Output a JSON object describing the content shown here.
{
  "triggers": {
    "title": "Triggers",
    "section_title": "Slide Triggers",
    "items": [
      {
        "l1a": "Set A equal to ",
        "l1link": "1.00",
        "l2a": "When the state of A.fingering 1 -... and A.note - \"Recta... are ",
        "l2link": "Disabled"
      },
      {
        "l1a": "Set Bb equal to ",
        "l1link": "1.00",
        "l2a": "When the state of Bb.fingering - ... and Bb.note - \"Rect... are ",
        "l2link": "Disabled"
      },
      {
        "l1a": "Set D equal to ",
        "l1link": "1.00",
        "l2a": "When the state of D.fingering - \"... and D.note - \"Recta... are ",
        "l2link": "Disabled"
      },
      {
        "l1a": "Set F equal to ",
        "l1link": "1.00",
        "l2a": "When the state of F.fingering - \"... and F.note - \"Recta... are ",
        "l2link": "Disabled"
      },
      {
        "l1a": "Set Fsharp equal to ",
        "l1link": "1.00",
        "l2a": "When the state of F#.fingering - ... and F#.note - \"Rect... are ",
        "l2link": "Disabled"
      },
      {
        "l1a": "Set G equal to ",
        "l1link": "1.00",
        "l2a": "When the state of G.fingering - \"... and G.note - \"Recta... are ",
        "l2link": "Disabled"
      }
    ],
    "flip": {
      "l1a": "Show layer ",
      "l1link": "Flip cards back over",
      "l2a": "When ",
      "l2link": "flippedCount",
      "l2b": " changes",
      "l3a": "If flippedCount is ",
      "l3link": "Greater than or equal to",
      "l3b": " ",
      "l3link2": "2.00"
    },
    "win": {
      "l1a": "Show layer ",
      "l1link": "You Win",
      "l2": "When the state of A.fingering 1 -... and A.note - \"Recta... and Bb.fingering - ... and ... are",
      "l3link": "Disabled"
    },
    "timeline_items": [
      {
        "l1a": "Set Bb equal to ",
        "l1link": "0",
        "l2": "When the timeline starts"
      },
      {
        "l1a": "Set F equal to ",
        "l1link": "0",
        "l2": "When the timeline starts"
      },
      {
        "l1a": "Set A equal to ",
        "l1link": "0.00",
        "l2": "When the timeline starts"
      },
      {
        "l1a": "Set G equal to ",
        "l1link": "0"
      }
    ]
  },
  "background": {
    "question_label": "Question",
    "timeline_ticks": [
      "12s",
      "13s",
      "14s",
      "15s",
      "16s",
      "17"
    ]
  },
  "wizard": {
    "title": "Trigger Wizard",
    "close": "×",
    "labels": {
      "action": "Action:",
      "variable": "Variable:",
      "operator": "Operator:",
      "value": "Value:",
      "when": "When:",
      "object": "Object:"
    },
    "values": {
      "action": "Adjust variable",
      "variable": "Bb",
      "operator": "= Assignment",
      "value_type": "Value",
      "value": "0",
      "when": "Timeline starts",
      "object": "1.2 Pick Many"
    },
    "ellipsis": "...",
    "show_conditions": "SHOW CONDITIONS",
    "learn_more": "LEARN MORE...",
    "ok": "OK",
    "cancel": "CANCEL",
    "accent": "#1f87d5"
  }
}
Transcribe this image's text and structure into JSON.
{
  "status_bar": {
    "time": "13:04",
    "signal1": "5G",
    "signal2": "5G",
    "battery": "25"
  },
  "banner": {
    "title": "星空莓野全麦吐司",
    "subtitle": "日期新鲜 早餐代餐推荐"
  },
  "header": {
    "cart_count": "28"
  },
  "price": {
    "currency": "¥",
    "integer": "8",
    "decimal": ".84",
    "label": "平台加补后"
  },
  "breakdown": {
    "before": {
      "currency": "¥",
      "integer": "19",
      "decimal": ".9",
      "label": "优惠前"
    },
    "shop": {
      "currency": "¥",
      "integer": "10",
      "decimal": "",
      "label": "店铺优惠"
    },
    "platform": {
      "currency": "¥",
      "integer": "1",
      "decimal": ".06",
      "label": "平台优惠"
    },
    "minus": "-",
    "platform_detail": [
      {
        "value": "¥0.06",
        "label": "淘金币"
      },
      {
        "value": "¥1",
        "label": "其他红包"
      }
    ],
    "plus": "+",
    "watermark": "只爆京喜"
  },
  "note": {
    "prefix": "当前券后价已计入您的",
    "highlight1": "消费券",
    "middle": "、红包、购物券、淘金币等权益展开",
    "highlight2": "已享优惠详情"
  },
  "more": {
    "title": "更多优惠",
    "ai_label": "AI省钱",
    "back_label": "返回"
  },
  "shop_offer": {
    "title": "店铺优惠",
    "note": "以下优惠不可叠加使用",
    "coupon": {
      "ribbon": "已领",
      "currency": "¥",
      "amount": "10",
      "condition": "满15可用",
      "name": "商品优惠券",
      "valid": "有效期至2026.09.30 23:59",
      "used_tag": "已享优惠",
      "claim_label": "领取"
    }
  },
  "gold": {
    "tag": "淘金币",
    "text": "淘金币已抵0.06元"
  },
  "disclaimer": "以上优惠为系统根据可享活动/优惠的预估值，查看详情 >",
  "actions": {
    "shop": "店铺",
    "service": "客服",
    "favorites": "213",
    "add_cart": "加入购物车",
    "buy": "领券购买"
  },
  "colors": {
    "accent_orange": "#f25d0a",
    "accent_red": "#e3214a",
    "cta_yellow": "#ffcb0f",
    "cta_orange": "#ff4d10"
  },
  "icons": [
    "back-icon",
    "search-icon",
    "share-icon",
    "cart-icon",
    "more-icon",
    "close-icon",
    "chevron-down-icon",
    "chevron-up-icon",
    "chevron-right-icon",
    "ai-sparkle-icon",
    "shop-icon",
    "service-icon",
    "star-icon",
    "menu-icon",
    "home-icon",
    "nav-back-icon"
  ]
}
══════
Write each line above out exactly.

Output a JSON object describing the content shown here.
{
  "triggers": {
    "title": "Triggers",
    "section_title": "Slide Triggers",
    "items": [
      {
        "l1a": "Set A equal to ",
        "l1link": "1.00",
        "l2a": "When the state of A.fingering 1 -... and A.note - \"Recta... are ",
        "l2link": "Disabled"
      },
      {
        "l1a": "Set Bb equal to ",
        "l1link": "1.00",
        "l2a": "When the state of Bb.fingering - ... and Bb.note - \"Rect... are ",
        "l2link": "Disabled"
      },
      {
        "l1a": "Set D equal to ",
        "l1link": "1.00",
        "l2a": "When the state of D.fingering - \"... and D.note - \"Recta... are ",
        "l2link": "Disabled"
      },
      {
        "l1a": "Set F equal to ",
        "l1link": "1.00",
        "l2a": "When the state of F.fingering - \"... and F.note - \"Recta... are ",
        "l2link": "Disabled"
      },
      {
        "l1a": "Set Fsharp equal to ",
        "l1link": "1.00",
        "l2a": "When the state of F#.fingering - ... and F#.note - \"Rect... are ",
        "l2link": "Disabled"
      },
      {
        "l1a": "Set G equal to ",
        "l1link": "1.00",
        "l2a": "When the state of G.fingering - \"... and G.note - \"Recta... are ",
        "l2link": "Disabled"
      }
    ],
    "flip": {
      "l1a": "Show layer ",
      "l1link": "Flip cards back over",
      "l2a": "When ",
      "l2link": "flippedCount",
      "l2b": " changes",
      "l3a": "If flippedCount is ",
      "l3link": "Greater than or equal to",
      "l3b": " ",
      "l3link2": "2.00"
    },
    "win": {
      "l1a": "Show layer ",
      "l1link": "You Win",
      "l2": "When the state of A.fingering 1 -... and A.note - \"Recta... and Bb.fingering - ... and ... are",
      "l3link": "Disabled"
    },
    "timeline_items": [
      {
        "l1a": "Set Bb equal to ",
        "l1link": "0",
        "l2": "When the timeline starts"
      },
      {
        "l1a": "Set F equal to ",
        "l1link": "0",
        "l2": "When the timeline starts"
      },
      {
        "l1a": "Set A equal to ",
        "l1link": "0.00",
        "l2": "When the timeline starts"
      },
      {
        "l1a": "Set G equal to ",
        "l1link": "0"
      }
    ]
  },
  "background": {
    "question_label": "Question",
    "timeline_ticks": [
      "12s",
      "13s",
      "14s",
      "15s",
      "16s",
      "17"
    ]
  },
  "wizard": {
    "title": "Trigger Wizard",
    "close": "×",
    "labels": {
      "action": "Action:",
      "variable": "Variable:",
      "operator": "Operator:",
      "value": "Value:",
      "when": "When:",
      "object": "Object:"
    },
    "values": {
      "action": "Adjust variable",
      "variable": "Bb",
      "operator": "= Assignment",
      "value_type": "Value",
      "value": "0",
      "when": "Timeline starts",
      "object": "1.2 Pick Many"
    },
    "ellipsis": "...",
    "show_conditions": "SHOW CONDITIONS",
    "learn_more": "LEARN MORE...",
    "ok": "OK",
    "cancel": "CANCEL",
    "accent": "#1f87d5"
  }
}
Transcribe this image's text and structure into JSON.
{
  "status_bar": {
    "time": "13:04",
    "signal1": "5G",
    "signal2": "5G",
    "battery": "25"
  },
  "banner": {
    "title": "星空莓野全麦吐司",
    "subtitle": "日期新鲜 早餐代餐推荐"
  },
  "header": {
    "cart_count": "28"
  },
  "price": {
    "currency": "¥",
    "integer": "8",
    "decimal": ".84",
    "label": "平台加补后"
  },
  "breakdown": {
    "before": {
      "currency": "¥",
      "integer": "19",
      "decimal": ".9",
      "label": "优惠前"
    },
    "shop": {
      "currency": "¥",
      "integer": "10",
      "decimal": "",
      "label": "店铺优惠"
    },
    "platform": {
      "currency": "¥",
      "integer": "1",
      "decimal": ".06",
      "label": "平台优惠"
    },
    "minus": "-",
    "platform_detail": [
      {
        "value": "¥0.06",
        "label": "淘金币"
      },
      {
        "value": "¥1",
        "label": "其他红包"
      }
    ],
    "plus": "+",
    "watermark": "只爆京喜"
  },
  "note": {
    "prefix": "当前券后价已计入您的",
    "highlight1": "消费券",
    "middle": "、红包、购物券、淘金币等权益展开",
    "highlight2": "已享优惠详情"
  },
  "more": {
    "title": "更多优惠",
    "ai_label": "AI省钱",
    "back_label": "返回"
  },
  "shop_offer": {
    "title": "店铺优惠",
    "note": "以下优惠不可叠加使用",
    "coupon": {
      "ribbon": "已领",
      "currency": "¥",
      "amount": "10",
      "condition": "满15可用",
      "name": "商品优惠券",
      "valid": "有效期至2026.09.30 23:59",
      "used_tag": "已享优惠",
      "claim_label": "领取"
    }
  },
  "gold": {
    "tag": "淘金币",
    "text": "淘金币已抵0.06元"
  },
  "disclaimer": "以上优惠为系统根据可享活动/优惠的预估值，查看详情 >",
  "actions": {
    "shop": "店铺",
    "service": "客服",
    "favorites": "213",
    "add_cart": "加入购物车",
    "buy": "领券购买"
  },
  "colors": {
    "accent_orange": "#f25d0a",
    "accent_red": "#e3214a",
    "cta_yellow": "#ffcb0f",
    "cta_orange": "#ff4d10"
  },
  "icons": [
    "back-icon",
    "search-icon",
    "share-icon",
    "cart-icon",
    "more-icon",
    "close-icon",
    "chevron-down-icon",
    "chevron-up-icon",
    "chevron-right-icon",
    "ai-sparkle-icon",
    "shop-icon",
    "service-icon",
    "star-icon",
    "menu-icon",
    "home-icon",
    "nav-back-icon"
  ]
}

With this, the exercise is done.